(What is required)
Take the data that follows and retype it word for word.

(Material for this exercise)
________________________
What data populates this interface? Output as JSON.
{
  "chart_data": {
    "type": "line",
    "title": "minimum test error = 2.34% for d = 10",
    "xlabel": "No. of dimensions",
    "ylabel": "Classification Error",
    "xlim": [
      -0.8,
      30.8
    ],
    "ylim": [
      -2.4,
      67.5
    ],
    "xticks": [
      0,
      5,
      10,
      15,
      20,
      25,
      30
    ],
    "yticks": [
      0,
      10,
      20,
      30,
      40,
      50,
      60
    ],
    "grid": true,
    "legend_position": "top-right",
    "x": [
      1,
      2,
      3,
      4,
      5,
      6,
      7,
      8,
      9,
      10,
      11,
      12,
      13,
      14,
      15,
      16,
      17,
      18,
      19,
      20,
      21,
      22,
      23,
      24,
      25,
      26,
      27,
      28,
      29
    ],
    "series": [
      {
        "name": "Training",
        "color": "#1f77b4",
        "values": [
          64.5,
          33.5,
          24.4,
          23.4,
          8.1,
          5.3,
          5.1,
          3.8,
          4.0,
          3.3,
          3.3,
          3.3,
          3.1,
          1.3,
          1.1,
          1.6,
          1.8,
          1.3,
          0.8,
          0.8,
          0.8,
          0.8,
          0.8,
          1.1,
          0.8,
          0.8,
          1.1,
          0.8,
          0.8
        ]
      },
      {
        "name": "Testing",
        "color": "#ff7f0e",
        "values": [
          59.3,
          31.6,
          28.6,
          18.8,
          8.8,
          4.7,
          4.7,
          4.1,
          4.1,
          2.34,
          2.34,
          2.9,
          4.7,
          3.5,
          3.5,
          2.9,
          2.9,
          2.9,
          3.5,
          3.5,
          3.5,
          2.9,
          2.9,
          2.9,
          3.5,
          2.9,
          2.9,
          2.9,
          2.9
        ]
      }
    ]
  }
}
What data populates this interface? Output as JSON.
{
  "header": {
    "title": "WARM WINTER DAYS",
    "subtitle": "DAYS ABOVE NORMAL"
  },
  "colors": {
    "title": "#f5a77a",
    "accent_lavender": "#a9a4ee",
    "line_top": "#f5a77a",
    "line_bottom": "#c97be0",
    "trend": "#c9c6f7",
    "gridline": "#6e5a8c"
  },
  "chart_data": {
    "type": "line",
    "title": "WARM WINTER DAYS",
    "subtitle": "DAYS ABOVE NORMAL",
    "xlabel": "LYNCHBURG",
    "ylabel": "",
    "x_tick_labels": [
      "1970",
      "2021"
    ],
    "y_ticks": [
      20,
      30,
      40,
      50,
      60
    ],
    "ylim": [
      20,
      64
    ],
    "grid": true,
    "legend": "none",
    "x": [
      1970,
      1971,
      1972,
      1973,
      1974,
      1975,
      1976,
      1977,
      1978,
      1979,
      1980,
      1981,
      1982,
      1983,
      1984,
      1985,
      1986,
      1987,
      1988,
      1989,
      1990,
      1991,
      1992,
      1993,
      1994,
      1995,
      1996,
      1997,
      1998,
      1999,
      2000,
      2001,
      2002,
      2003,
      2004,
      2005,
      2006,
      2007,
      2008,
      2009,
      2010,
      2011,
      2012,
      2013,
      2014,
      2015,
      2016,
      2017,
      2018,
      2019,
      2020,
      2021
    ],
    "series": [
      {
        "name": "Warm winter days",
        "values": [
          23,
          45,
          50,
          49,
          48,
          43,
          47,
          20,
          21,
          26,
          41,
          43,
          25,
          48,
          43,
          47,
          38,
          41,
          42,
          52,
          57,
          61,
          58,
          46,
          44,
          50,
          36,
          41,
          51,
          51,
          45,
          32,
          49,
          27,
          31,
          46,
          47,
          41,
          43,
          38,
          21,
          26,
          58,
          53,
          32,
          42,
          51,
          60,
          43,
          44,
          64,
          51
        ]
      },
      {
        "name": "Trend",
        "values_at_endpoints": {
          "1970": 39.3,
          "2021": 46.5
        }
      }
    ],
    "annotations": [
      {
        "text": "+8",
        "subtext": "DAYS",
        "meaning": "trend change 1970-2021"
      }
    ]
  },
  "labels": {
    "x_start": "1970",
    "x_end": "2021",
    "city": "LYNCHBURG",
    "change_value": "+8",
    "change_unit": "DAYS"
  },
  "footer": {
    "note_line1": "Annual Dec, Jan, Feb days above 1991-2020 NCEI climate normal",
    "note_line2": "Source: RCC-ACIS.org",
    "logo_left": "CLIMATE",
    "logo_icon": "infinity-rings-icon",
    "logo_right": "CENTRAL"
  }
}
________________________
(Response to the exercise)
What data populates this interface? Output as JSON.
{
  "chart_data": {
    "type": "line",
    "title": "minimum test error = 2.34% for d = 10",
    "xlabel": "No. of dimensions",
    "ylabel": "Classification Error",
    "xlim": [
      -0.8,
      30.8
    ],
    "ylim": [
      -2.4,
      67.5
    ],
    "xticks": [
      0,
      5,
      10,
      15,
      20,
      25,
      30
    ],
    "yticks": [
      0,
      10,
      20,
      30,
      40,
      50,
      60
    ],
    "grid": true,
    "legend_position": "top-right",
    "x": [
      1,
      2,
      3,
      4,
      5,
      6,
      7,
      8,
      9,
      10,
      11,
      12,
      13,
      14,
      15,
      16,
      17,
      18,
      19,
      20,
      21,
      22,
      23,
      24,
      25,
      26,
      27,
      28,
      29
    ],
    "series": [
      {
        "name": "Training",
        "color": "#1f77b4",
        "values": [
          64.5,
          33.5,
          24.4,
          23.4,
          8.1,
          5.3,
          5.1,
          3.8,
          4.0,
          3.3,
          3.3,
          3.3,
          3.1,
          1.3,
          1.1,
          1.6,
          1.8,
          1.3,
          0.8,
          0.8,
          0.8,
          0.8,
          0.8,
          1.1,
          0.8,
          0.8,
          1.1,
          0.8,
          0.8
        ]
      },
      {
        "name": "Testing",
        "color": "#ff7f0e",
        "values": [
          59.3,
          31.6,
          28.6,
          18.8,
          8.8,
          4.7,
          4.7,
          4.1,
          4.1,
          2.34,
          2.34,
          2.9,
          4.7,
          3.5,
          3.5,
          2.9,
          2.9,
          2.9,
          3.5,
          3.5,
          3.5,
          2.9,
          2.9,
          2.9,
          3.5,
          2.9,
          2.9,
          2.9,
          2.9
        ]
      }
    ]
  }
}
What data populates this interface? Output as JSON.
{
  "header": {
    "title": "WARM WINTER DAYS",
    "subtitle": "DAYS ABOVE NORMAL"
  },
  "colors": {
    "title": "#f5a77a",
    "accent_lavender": "#a9a4ee",
    "line_top": "#f5a77a",
    "line_bottom": "#c97be0",
    "trend": "#c9c6f7",
    "gridline": "#6e5a8c"
  },
  "chart_data": {
    "type": "line",
    "title": "WARM WINTER DAYS",
    "subtitle": "DAYS ABOVE NORMAL",
    "xlabel": "LYNCHBURG",
    "ylabel": "",
    "x_tick_labels": [
      "1970",
      "2021"
    ],
    "y_ticks": [
      20,
      30,
      40,
      50,
      60
    ],
    "ylim": [
      20,
      64
    ],
    "grid": true,
    "legend": "none",
    "x": [
      1970,
      1971,
      1972,
      1973,
      1974,
      1975,
      1976,
      1977,
      1978,
      1979,
      1980,
      1981,
      1982,
      1983,
      1984,
      1985,
      1986,
      1987,
      1988,
      1989,
      1990,
      1991,
      1992,
      1993,
      1994,
      1995,
      1996,
      1997,
      1998,
      1999,
      2000,
      2001,
      2002,
      2003,
      2004,
      2005,
      2006,
      2007,
      2008,
      2009,
      2010,
      2011,
      2012,
      2013,
      2014,
      2015,
      2016,
      2017,
      2018,
      2019,
      2020,
      2021
    ],
    "series": [
      {
        "name": "Warm winter days",
        "values": [
          23,
          45,
          50,
          49,
          48,
          43,
          47,
          20,
          21,
          26,
          41,
          43,
          25,
          48,
          43,
          47,
          38,
          41,
          42,
          52,
          57,
          61,
          58,
          46,
          44,
          50,
          36,
          41,
          51,
          51,
          45,
          32,
          49,
          27,
          31,
          46,
          47,
          41,
          43,
          38,
          21,
          26,
          58,
          53,
          32,
          42,
          51,
          60,
          43,
          44,
          64,
          51
        ]
      },
      {
        "name": "Trend",
        "values_at_endpoints": {
          "1970": 39.3,
          "2021": 46.5
        }
      }
    ],
    "annotations": [
      {
        "text": "+8",
        "subtext": "DAYS",
        "meaning": "trend change 1970-2021"
      }
    ]
  },
  "labels": {
    "x_start": "1970",
    "x_end": "2021",
    "city": "LYNCHBURG",
    "change_value": "+8",
    "change_unit": "DAYS"
  },
  "footer": {
    "note_line1": "Annual Dec, Jan, Feb days above 1991-2020 NCEI climate normal",
    "note_line2": "Source: RCC-ACIS.org",
    "logo_left": "CLIMATE",
    "logo_icon": "infinity-rings-icon",
    "logo_right": "CENTRAL"
  }
}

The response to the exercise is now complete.